(Image region annotations)
+ + + + +

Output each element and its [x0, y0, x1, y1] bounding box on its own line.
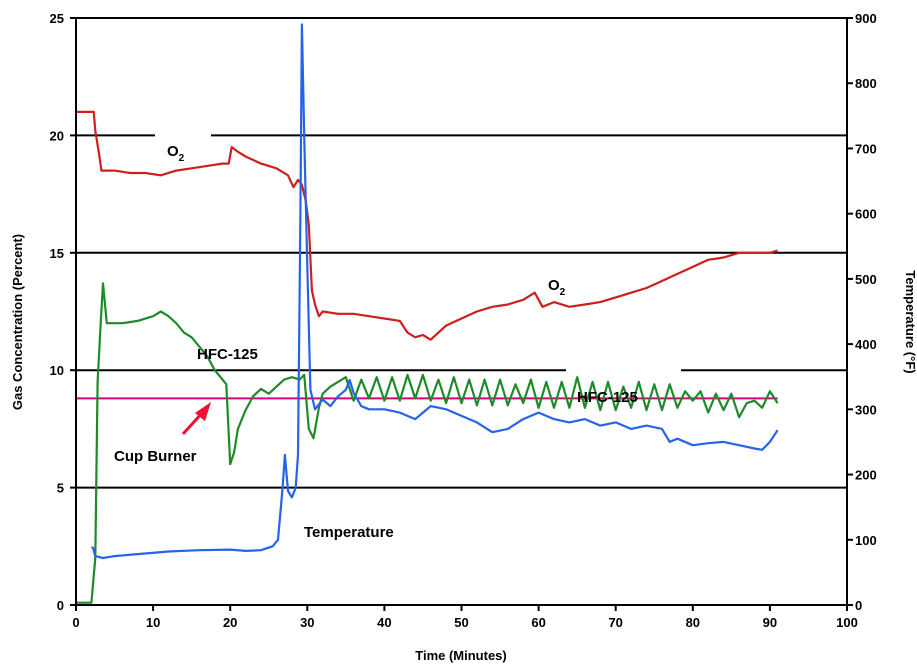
horizontal-gridlines — [76, 135, 847, 487]
temperature-label: Temperature — [304, 524, 394, 541]
x-axis-title: Time (Minutes) — [415, 648, 507, 663]
y2-tick-label: 600 — [855, 207, 877, 222]
x-tick-label: 0 — [72, 615, 79, 630]
cup-burner-label: Cup Burner — [114, 448, 197, 465]
x-tick-label: 100 — [836, 615, 858, 630]
y2-tick-label: 300 — [855, 402, 877, 417]
x-tick-label: 30 — [300, 615, 314, 630]
y2-tick-label: 100 — [855, 533, 877, 548]
x-tick-label: 80 — [686, 615, 700, 630]
y2-axis-title: Temperature (°F) — [903, 270, 917, 373]
series-temperature-line — [91, 25, 777, 559]
y-axis-title: Gas Concentration (Percent) — [10, 234, 25, 410]
y2-tick-label: 500 — [855, 272, 877, 287]
hfc-upper-label: HFC-125 — [197, 346, 258, 363]
series-hfc-125-line — [76, 283, 778, 602]
x-tick-label: 70 — [608, 615, 622, 630]
x-tick-label: 20 — [223, 615, 237, 630]
series-o2-line — [76, 112, 778, 340]
o2-upper-label: O2 — [167, 143, 185, 164]
x-tick-label: 50 — [454, 615, 468, 630]
y-tick-label: 25 — [50, 11, 64, 26]
y2-tick-label: 900 — [855, 11, 877, 26]
y-tick-label: 15 — [50, 246, 64, 261]
y2-tick-label: 200 — [855, 468, 877, 483]
x-tick-label: 60 — [531, 615, 545, 630]
o2-lower-label: O2 — [548, 277, 566, 298]
y-tick-label: 5 — [57, 481, 64, 496]
y2-tick-label: 400 — [855, 337, 877, 352]
y2-tick-label: 800 — [855, 76, 877, 91]
cup-burner-arrow — [183, 402, 211, 434]
y-tick-label: 0 — [57, 598, 64, 613]
y2-tick-label: 0 — [855, 598, 862, 613]
y-tick-label: 10 — [50, 363, 64, 378]
x-tick-label: 90 — [763, 615, 777, 630]
y-tick-label: 20 — [50, 128, 64, 143]
axes — [70, 18, 853, 611]
x-tick-label: 10 — [146, 615, 160, 630]
hfc-lower-label: HFC-125 — [577, 389, 638, 406]
x-tick-label: 40 — [377, 615, 391, 630]
series-layer — [76, 25, 778, 603]
y2-tick-label: 700 — [855, 141, 877, 156]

+ + + + +

Update the data above by changing every "Minutes" to "Min" and keeping everything else the same. Leave the pictures out of your answer.

Output each element and its [x0, y0, x1, y1] bounding box on its own line.
horizontal-gridlines — [76, 135, 847, 487]
temperature-label: Temperature — [304, 524, 394, 541]
x-axis-title: Time (Min) — [415, 648, 507, 663]
y2-tick-label: 600 — [855, 207, 877, 222]
x-tick-label: 0 — [72, 615, 79, 630]
cup-burner-label: Cup Burner — [114, 448, 197, 465]
x-tick-label: 100 — [836, 615, 858, 630]
y2-tick-label: 300 — [855, 402, 877, 417]
x-tick-label: 30 — [300, 615, 314, 630]
y2-tick-label: 100 — [855, 533, 877, 548]
x-tick-label: 80 — [686, 615, 700, 630]
y2-axis-title: Temperature (°F) — [903, 270, 917, 373]
series-temperature-line — [91, 25, 777, 559]
y-axis-title: Gas Concentration (Percent) — [10, 234, 25, 410]
y2-tick-label: 500 — [855, 272, 877, 287]
hfc-upper-label: HFC-125 — [197, 346, 258, 363]
series-hfc-125-line — [76, 283, 778, 602]
x-tick-label: 70 — [608, 615, 622, 630]
x-tick-label: 20 — [223, 615, 237, 630]
series-o2-line — [76, 112, 778, 340]
o2-upper-label: O2 — [167, 143, 185, 164]
x-tick-label: 50 — [454, 615, 468, 630]
y-tick-label: 25 — [50, 11, 64, 26]
y2-tick-label: 900 — [855, 11, 877, 26]
y-tick-label: 15 — [50, 246, 64, 261]
y2-tick-label: 200 — [855, 468, 877, 483]
x-tick-label: 60 — [531, 615, 545, 630]
o2-lower-label: O2 — [548, 277, 566, 298]
y-tick-label: 5 — [57, 481, 64, 496]
y2-tick-label: 400 — [855, 337, 877, 352]
y2-tick-label: 800 — [855, 76, 877, 91]
cup-burner-arrow — [183, 402, 211, 434]
y-tick-label: 0 — [57, 598, 64, 613]
y2-tick-label: 0 — [855, 598, 862, 613]
y-tick-label: 10 — [50, 363, 64, 378]
x-tick-label: 90 — [763, 615, 777, 630]
y-tick-label: 20 — [50, 128, 64, 143]
axes — [70, 18, 853, 611]
x-tick-label: 10 — [146, 615, 160, 630]
hfc-lower-label: HFC-125 — [577, 389, 638, 406]
x-tick-label: 40 — [377, 615, 391, 630]
series-layer — [76, 25, 778, 603]
y2-tick-label: 700 — [855, 141, 877, 156]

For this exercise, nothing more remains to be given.